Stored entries
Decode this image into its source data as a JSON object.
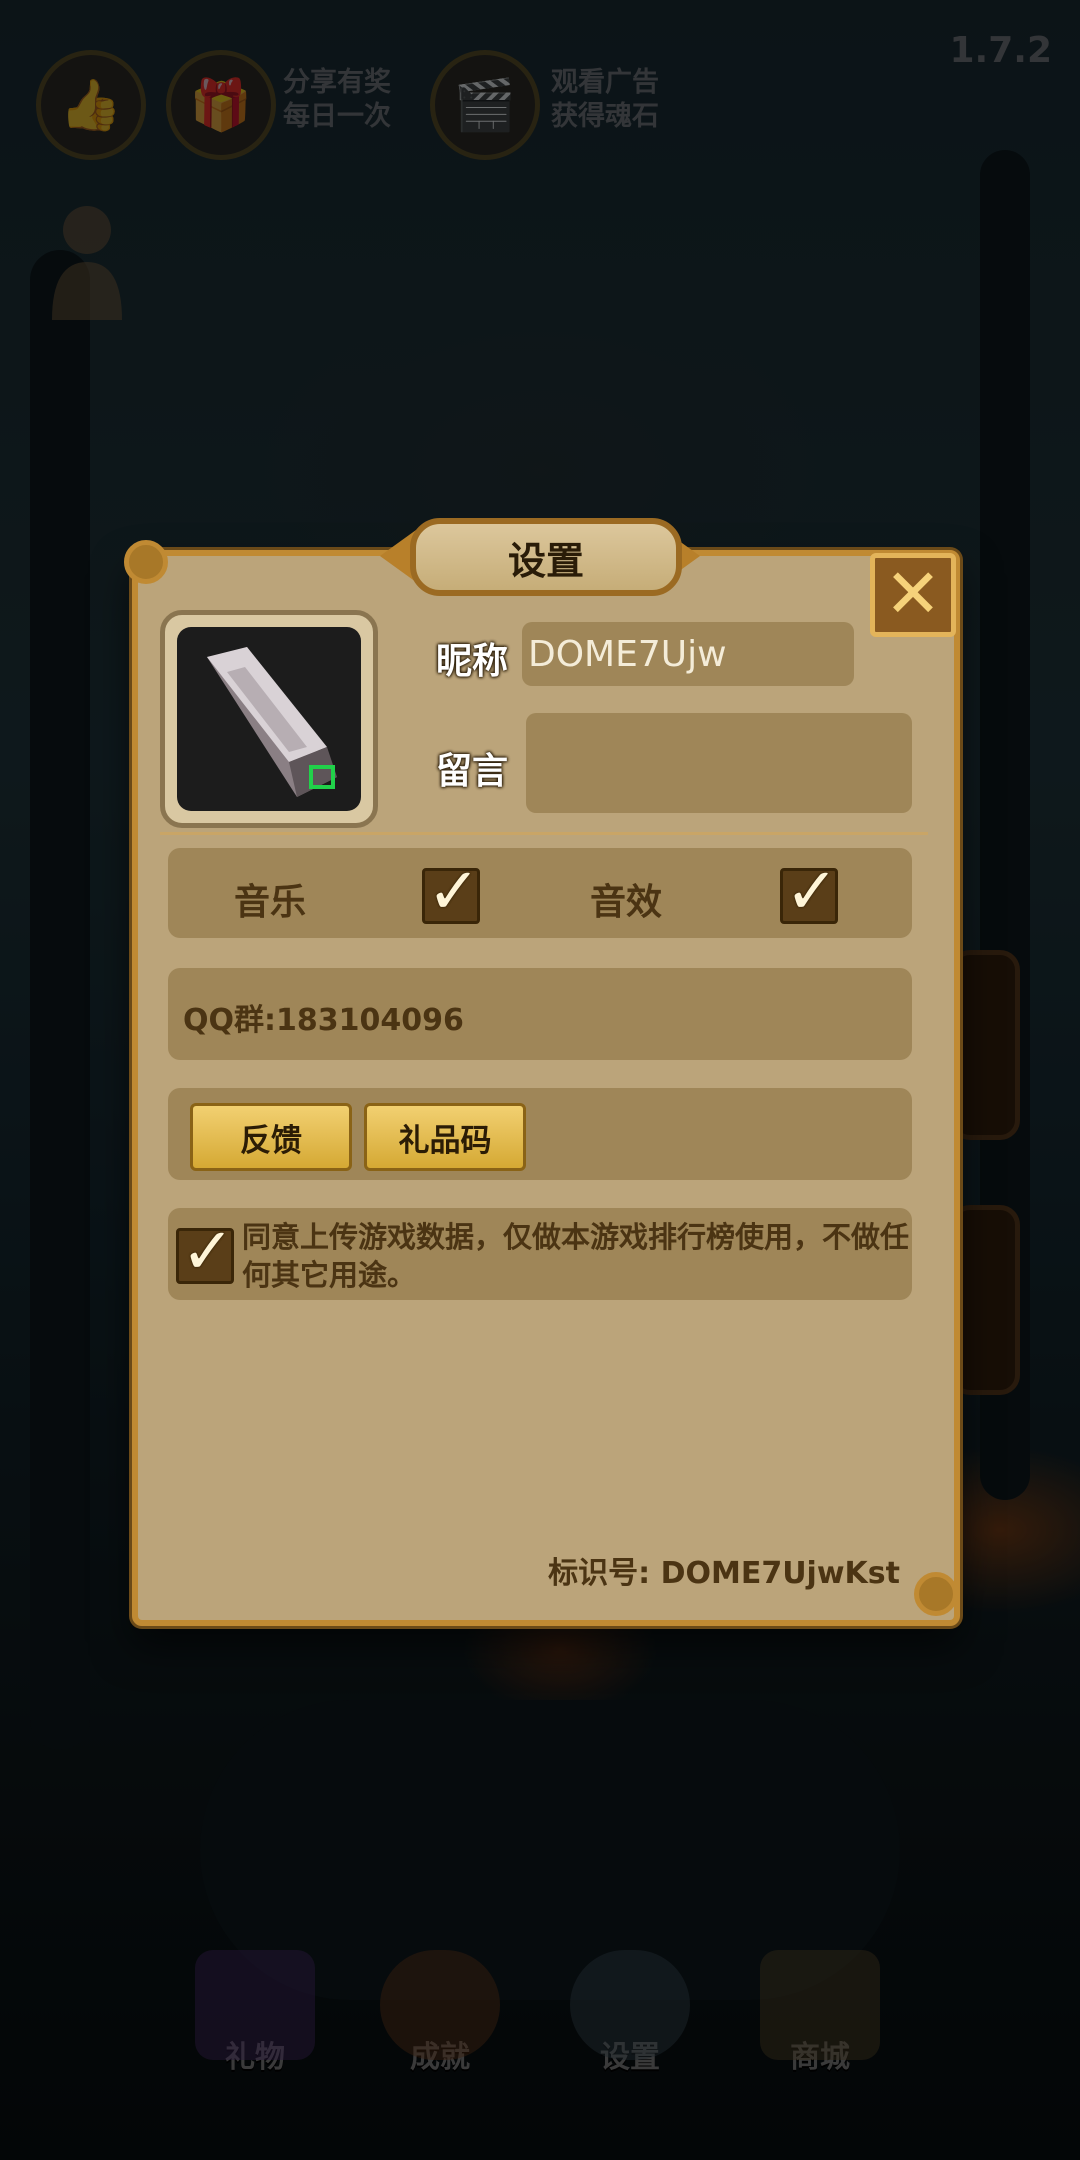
{
  "top": {
    "share": {
      "line1": "分享有奖",
      "line2": "每日一次"
    },
    "ad": {
      "line1": "观看广告",
      "line2": "获得魂石"
    },
    "version": "1.7.2"
  },
  "dialog": {
    "title": "设置",
    "nickname_label": "昵称",
    "nickname_value": "DOME7Ujw",
    "message_label": "留言",
    "message_value": "",
    "music_label": "音乐",
    "music_checked": true,
    "sfx_label": "音效",
    "sfx_checked": true,
    "qq_group": "QQ群:183104096",
    "feedback_button": "反馈",
    "gift_code_button": "礼品码",
    "agree_text": "同意上传游戏数据，仅做本游戏排行榜使用，不做任何其它用途。",
    "agree_checked": true,
    "identifier": "标识号: DOME7UjwKst"
  },
  "bottom_nav": {
    "gift": "礼物",
    "achievement": "成就",
    "settings": "设置",
    "shop": "商城"
  },
  "colors": {
    "panel": "#bba47a",
    "panel_border": "#c08a33",
    "section": "#9f8658",
    "button_yellow": "#e2bb50",
    "text_dark": "#4b3413"
  },
  "icons": {
    "thumbs_up": "thumbs-up-icon",
    "share": "share-gift-icon",
    "ad": "video-ad-icon",
    "avatar": "tablet-stone-avatar-icon",
    "close": "close-icon",
    "check": "check-icon"
  }
}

-- EXERCISE GOAL --
Without including any pictures, output all the entries above exactly.

-- TASK SOLUTION --
Decode this image into its source data as a JSON object.
{
  "top": {
    "share": {
      "line1": "分享有奖",
      "line2": "每日一次"
    },
    "ad": {
      "line1": "观看广告",
      "line2": "获得魂石"
    },
    "version": "1.7.2"
  },
  "dialog": {
    "title": "设置",
    "nickname_label": "昵称",
    "nickname_value": "DOME7Ujw",
    "message_label": "留言",
    "message_value": "",
    "music_label": "音乐",
    "music_checked": true,
    "sfx_label": "音效",
    "sfx_checked": true,
    "qq_group": "QQ群:183104096",
    "feedback_button": "反馈",
    "gift_code_button": "礼品码",
    "agree_text": "同意上传游戏数据，仅做本游戏排行榜使用，不做任何其它用途。",
    "agree_checked": true,
    "identifier": "标识号: DOME7UjwKst"
  },
  "bottom_nav": {
    "gift": "礼物",
    "achievement": "成就",
    "settings": "设置",
    "shop": "商城"
  },
  "colors": {
    "panel": "#bba47a",
    "panel_border": "#c08a33",
    "section": "#9f8658",
    "button_yellow": "#e2bb50",
    "text_dark": "#4b3413"
  },
  "icons": {
    "thumbs_up": "thumbs-up-icon",
    "share": "share-gift-icon",
    "ad": "video-ad-icon",
    "avatar": "tablet-stone-avatar-icon",
    "close": "close-icon",
    "check": "check-icon"
  }
}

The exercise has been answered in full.